Look through the material below. Copy each line that contains the string "лица".

-- start --

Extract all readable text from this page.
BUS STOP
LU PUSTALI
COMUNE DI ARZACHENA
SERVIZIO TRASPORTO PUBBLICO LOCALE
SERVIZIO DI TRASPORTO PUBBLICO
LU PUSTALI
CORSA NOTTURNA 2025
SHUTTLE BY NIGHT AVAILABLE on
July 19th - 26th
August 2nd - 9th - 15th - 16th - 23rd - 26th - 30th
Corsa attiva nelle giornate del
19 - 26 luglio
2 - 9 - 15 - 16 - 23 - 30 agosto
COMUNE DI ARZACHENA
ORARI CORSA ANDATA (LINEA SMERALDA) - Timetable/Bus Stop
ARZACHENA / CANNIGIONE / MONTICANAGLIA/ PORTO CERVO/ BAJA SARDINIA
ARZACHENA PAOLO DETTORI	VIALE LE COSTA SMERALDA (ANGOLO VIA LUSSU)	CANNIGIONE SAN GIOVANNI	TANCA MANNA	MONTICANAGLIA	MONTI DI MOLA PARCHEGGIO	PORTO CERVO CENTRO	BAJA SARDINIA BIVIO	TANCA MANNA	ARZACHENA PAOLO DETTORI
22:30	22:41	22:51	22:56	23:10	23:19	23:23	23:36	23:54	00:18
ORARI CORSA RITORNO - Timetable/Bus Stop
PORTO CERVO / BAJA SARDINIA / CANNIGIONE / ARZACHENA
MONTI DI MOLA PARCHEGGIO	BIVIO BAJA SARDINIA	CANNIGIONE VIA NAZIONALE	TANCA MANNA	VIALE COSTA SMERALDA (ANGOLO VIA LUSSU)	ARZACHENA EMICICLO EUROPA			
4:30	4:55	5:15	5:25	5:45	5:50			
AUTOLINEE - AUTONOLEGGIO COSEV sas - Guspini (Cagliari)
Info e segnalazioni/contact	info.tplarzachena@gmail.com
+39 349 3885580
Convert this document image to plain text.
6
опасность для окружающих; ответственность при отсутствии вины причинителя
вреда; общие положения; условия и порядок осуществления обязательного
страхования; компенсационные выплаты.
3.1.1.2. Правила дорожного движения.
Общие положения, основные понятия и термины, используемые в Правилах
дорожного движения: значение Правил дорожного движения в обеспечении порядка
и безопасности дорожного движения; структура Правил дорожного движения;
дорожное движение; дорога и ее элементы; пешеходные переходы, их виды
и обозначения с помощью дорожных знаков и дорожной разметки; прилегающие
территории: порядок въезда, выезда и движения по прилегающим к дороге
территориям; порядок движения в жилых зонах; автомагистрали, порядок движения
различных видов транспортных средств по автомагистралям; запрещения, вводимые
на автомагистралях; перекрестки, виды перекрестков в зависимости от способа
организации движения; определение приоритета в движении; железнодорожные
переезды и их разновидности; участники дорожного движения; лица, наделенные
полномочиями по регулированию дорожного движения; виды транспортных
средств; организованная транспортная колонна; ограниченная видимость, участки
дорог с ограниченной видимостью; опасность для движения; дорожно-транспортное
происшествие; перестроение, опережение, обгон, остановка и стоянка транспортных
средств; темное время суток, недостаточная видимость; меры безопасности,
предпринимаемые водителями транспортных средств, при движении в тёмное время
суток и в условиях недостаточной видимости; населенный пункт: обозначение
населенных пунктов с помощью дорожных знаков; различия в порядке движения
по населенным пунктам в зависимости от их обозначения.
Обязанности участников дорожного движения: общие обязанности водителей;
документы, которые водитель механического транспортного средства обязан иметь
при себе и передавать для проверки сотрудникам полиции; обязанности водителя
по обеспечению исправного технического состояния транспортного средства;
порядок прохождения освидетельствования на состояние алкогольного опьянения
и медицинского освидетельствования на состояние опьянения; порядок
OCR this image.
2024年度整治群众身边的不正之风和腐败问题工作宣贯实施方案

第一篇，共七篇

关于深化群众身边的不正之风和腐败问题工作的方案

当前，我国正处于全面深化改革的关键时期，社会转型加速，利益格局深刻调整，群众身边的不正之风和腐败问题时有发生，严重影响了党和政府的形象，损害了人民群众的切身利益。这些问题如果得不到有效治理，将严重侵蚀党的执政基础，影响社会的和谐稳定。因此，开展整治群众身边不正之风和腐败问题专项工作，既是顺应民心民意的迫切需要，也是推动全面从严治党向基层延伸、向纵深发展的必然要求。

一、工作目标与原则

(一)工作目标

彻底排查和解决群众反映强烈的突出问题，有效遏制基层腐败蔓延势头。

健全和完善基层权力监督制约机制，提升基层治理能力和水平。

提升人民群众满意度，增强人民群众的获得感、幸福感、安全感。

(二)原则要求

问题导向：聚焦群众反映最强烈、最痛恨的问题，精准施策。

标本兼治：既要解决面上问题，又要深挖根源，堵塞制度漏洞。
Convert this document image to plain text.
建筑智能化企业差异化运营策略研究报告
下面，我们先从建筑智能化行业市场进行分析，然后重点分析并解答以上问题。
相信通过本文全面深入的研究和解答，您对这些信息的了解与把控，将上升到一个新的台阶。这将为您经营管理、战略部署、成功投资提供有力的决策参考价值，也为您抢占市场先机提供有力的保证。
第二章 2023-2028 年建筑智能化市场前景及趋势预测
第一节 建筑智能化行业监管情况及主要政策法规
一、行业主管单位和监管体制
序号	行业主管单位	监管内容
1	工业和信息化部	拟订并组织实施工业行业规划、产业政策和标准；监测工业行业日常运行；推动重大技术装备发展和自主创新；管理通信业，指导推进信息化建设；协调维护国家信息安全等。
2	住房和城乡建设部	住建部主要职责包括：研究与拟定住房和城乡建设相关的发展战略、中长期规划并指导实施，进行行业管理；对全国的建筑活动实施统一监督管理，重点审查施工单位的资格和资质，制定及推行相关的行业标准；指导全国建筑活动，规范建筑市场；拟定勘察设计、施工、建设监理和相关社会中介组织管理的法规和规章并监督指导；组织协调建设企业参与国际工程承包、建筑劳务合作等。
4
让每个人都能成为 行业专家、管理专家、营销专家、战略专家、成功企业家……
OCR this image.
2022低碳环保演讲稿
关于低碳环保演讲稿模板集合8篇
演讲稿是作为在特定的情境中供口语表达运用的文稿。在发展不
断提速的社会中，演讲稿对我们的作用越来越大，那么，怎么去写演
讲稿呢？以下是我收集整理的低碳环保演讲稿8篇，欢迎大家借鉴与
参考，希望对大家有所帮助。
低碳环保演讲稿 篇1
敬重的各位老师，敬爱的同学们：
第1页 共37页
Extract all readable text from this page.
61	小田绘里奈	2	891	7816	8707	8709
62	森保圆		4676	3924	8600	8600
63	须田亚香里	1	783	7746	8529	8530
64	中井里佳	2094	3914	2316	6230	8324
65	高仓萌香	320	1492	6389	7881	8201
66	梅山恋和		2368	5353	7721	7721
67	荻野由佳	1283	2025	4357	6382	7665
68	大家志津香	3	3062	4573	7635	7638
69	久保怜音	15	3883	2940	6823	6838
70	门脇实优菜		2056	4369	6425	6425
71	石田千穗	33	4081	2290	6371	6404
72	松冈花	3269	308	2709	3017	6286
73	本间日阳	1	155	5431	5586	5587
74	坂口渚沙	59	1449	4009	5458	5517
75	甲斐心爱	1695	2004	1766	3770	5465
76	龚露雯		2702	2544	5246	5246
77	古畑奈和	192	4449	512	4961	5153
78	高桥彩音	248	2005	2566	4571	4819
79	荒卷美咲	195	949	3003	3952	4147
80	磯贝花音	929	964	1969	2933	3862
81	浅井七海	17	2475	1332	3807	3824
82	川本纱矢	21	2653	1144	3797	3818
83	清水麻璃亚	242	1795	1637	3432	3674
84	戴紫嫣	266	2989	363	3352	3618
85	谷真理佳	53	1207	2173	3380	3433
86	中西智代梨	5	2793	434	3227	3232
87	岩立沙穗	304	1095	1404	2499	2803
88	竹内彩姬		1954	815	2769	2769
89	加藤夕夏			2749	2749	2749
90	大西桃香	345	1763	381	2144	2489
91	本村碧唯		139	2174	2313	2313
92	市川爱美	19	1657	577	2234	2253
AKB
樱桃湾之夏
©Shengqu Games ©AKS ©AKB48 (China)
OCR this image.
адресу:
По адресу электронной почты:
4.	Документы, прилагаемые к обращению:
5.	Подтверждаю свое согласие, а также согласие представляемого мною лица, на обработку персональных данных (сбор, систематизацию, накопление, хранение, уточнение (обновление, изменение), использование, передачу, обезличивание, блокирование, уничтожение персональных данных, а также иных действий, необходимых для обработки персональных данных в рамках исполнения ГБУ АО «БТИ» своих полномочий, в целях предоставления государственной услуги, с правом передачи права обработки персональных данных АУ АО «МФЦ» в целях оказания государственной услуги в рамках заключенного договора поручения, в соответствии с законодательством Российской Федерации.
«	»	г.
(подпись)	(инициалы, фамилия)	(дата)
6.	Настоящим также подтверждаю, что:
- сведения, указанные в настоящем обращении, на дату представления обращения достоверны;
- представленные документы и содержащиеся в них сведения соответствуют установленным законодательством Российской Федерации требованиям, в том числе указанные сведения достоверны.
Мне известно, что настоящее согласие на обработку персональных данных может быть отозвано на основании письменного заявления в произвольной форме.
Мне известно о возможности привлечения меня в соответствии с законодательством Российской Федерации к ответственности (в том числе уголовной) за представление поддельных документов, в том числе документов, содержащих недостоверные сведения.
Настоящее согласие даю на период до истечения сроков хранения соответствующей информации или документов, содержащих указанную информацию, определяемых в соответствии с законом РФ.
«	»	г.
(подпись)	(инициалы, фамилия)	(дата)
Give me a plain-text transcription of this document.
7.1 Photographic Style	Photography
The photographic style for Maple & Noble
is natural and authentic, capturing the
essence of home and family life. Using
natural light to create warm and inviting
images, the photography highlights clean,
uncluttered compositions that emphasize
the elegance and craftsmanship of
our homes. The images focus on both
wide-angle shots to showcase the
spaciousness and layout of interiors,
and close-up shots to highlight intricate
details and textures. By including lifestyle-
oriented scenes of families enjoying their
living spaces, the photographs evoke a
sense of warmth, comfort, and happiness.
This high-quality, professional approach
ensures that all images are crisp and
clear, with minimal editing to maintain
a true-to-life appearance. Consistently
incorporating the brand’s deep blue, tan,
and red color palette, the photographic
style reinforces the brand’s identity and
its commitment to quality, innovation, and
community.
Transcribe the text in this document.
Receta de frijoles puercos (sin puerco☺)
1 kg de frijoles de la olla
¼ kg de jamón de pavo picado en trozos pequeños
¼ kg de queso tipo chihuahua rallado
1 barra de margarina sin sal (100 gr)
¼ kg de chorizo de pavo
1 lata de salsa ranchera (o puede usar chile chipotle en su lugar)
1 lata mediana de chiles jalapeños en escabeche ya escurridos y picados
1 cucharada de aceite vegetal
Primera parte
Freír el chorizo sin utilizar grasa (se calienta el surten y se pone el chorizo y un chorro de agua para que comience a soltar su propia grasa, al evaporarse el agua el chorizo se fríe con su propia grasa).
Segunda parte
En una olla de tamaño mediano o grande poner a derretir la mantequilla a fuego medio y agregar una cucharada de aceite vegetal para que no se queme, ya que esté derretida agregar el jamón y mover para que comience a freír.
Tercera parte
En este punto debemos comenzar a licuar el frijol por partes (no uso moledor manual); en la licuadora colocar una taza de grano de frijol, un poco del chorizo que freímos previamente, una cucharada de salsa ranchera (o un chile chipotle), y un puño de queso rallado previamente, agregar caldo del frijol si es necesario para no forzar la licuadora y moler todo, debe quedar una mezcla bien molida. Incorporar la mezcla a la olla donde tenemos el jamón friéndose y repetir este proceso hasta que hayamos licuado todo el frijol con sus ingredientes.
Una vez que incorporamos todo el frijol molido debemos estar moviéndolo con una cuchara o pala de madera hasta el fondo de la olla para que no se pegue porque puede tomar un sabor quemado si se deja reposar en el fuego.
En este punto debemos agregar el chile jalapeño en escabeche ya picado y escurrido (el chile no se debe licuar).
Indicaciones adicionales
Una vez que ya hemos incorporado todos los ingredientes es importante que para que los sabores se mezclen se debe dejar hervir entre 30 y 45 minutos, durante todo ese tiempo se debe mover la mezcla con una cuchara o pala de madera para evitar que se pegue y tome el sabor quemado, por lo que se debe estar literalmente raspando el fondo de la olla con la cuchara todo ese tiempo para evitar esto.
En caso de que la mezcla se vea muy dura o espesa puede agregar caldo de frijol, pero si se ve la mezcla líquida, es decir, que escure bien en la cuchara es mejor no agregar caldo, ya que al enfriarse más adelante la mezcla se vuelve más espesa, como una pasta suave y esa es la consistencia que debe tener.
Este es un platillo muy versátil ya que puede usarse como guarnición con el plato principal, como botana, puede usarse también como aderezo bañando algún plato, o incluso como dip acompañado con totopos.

-- end --

Worked solution:
переезды и их разновидности; участники дорожного движения; лица, наделенные
5.	Подтверждаю свое согласие, а также согласие представляемого мною лица, на обработку персональных данных (сбор, систематизацию, накопление, хранение, уточнение (обновление, изменение), использование, передачу, обезличивание, блокирование, уничтожение персональных данных, а также иных действий, необходимых для обработки персональных данных в рамках исполнения ГБУ АО «БТИ» своих полномочий, в целях предоставления государственной услуги, с правом передачи права обработки персональных данных АУ АО «МФЦ» в целях оказания государственной услуги в рамках заключенного договора поручения, в соответствии с законодательством Российской Федерации.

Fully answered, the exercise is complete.